╭──

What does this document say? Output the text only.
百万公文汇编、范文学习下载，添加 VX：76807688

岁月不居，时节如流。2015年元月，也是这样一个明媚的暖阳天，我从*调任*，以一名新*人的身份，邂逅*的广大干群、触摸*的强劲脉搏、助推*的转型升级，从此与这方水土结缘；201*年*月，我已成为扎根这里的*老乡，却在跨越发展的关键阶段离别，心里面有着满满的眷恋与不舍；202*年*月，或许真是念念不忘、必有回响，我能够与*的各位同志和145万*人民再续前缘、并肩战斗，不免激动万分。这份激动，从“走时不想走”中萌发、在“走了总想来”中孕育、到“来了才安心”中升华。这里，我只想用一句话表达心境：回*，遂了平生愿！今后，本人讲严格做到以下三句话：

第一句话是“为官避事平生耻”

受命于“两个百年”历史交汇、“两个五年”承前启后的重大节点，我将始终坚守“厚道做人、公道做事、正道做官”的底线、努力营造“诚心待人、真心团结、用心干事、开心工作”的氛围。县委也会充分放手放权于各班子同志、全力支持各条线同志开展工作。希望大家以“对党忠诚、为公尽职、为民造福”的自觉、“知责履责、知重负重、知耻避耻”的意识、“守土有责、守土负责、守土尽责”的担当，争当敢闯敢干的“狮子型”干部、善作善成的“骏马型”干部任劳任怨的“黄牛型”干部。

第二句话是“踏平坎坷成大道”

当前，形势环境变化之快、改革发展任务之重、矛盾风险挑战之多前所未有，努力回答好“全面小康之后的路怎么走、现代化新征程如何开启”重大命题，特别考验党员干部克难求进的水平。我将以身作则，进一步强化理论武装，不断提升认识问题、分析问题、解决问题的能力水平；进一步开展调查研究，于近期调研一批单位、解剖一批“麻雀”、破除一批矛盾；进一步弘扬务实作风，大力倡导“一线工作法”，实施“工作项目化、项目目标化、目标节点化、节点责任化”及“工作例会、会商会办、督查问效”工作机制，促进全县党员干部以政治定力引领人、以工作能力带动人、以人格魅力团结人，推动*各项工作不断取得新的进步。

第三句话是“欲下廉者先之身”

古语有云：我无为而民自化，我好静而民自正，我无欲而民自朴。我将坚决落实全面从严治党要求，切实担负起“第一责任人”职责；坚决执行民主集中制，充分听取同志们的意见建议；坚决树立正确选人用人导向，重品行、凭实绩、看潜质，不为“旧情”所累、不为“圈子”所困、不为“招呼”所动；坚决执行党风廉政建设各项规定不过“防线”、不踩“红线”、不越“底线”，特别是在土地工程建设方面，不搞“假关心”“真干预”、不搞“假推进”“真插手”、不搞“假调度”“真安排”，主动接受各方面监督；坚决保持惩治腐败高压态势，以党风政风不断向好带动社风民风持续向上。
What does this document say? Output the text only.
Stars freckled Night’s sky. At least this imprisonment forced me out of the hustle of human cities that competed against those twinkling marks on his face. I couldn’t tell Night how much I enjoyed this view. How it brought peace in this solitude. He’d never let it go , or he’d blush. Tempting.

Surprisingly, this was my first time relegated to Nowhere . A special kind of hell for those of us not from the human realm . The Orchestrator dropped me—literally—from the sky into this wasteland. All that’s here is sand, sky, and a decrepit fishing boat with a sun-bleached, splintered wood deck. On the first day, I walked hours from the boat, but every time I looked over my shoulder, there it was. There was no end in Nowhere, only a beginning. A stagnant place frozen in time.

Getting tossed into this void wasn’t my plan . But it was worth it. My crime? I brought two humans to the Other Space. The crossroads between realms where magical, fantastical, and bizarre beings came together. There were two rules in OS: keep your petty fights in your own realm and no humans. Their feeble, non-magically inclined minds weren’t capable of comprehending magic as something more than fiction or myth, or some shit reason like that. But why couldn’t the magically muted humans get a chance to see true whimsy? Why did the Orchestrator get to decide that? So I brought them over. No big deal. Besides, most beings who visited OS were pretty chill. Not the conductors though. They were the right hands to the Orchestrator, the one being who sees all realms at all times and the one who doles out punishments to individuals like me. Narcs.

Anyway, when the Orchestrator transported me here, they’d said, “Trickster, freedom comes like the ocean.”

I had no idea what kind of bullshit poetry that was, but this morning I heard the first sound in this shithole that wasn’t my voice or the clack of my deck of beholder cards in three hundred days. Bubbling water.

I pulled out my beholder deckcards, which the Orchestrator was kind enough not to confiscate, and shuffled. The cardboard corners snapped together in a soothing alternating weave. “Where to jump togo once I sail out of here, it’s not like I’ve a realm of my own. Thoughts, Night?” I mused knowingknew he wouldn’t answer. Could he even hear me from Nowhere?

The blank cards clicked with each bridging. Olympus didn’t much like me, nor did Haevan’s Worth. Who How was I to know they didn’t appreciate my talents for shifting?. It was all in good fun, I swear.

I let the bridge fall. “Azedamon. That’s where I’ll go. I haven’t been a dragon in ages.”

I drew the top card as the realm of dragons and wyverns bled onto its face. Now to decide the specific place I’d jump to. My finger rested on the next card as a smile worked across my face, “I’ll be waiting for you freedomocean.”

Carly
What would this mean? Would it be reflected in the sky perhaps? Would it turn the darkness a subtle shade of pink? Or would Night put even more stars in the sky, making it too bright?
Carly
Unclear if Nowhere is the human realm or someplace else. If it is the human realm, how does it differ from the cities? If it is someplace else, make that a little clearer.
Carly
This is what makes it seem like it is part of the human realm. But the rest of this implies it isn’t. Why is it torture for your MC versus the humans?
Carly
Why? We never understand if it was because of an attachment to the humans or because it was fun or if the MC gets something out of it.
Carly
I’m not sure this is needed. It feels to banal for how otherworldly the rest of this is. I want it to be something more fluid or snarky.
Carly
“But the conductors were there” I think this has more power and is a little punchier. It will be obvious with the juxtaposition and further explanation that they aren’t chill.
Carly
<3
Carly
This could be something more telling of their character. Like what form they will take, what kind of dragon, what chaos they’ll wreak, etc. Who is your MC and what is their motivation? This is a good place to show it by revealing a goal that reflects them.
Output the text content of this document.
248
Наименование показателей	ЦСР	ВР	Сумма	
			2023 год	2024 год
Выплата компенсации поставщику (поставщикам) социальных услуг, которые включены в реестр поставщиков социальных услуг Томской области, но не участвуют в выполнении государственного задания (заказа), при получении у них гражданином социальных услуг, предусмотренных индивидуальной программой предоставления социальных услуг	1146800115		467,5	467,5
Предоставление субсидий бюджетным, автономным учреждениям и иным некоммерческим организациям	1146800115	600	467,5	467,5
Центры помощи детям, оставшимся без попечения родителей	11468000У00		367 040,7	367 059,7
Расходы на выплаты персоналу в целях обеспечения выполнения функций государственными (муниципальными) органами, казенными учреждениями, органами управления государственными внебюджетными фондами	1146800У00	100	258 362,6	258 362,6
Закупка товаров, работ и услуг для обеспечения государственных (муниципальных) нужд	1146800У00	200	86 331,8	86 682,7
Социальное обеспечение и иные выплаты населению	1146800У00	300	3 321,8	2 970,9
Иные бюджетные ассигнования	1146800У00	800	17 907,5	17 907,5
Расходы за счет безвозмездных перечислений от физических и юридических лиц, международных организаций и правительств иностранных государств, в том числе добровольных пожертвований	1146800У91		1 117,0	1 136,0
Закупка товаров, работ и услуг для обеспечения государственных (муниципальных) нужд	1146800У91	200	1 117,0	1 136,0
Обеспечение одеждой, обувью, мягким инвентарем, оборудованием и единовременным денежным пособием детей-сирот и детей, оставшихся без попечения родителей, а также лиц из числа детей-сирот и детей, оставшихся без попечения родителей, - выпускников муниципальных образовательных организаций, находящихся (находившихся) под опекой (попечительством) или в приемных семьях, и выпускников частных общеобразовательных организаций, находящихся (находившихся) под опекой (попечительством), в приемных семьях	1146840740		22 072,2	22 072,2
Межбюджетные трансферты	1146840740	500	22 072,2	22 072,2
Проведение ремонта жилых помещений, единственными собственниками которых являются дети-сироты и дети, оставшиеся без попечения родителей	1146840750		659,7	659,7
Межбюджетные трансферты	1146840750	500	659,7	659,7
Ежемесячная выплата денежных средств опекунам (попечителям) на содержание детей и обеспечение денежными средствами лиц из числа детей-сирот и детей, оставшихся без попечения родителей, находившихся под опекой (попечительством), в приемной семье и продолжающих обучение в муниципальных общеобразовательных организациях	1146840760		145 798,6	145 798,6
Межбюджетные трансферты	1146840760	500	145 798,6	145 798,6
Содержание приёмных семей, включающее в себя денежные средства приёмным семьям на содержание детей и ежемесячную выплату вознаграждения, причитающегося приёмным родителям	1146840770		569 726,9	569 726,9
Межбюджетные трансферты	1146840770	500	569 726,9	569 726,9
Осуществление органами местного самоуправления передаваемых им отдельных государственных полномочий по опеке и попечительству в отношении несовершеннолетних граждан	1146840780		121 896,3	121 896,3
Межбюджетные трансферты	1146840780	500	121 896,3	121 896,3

╰──

__What you need to do__.
Copy out every line that includes the word "little".

__The answer__.
Unclear if Nowhere is the human realm or someplace else. If it is the human realm, how does it differ from the cities? If it is someplace else, make that a little clearer.
“But the conductors were there” I think this has more power and is a little punchier. It will be obvious with the juxtaposition and further explanation that they aren’t chill.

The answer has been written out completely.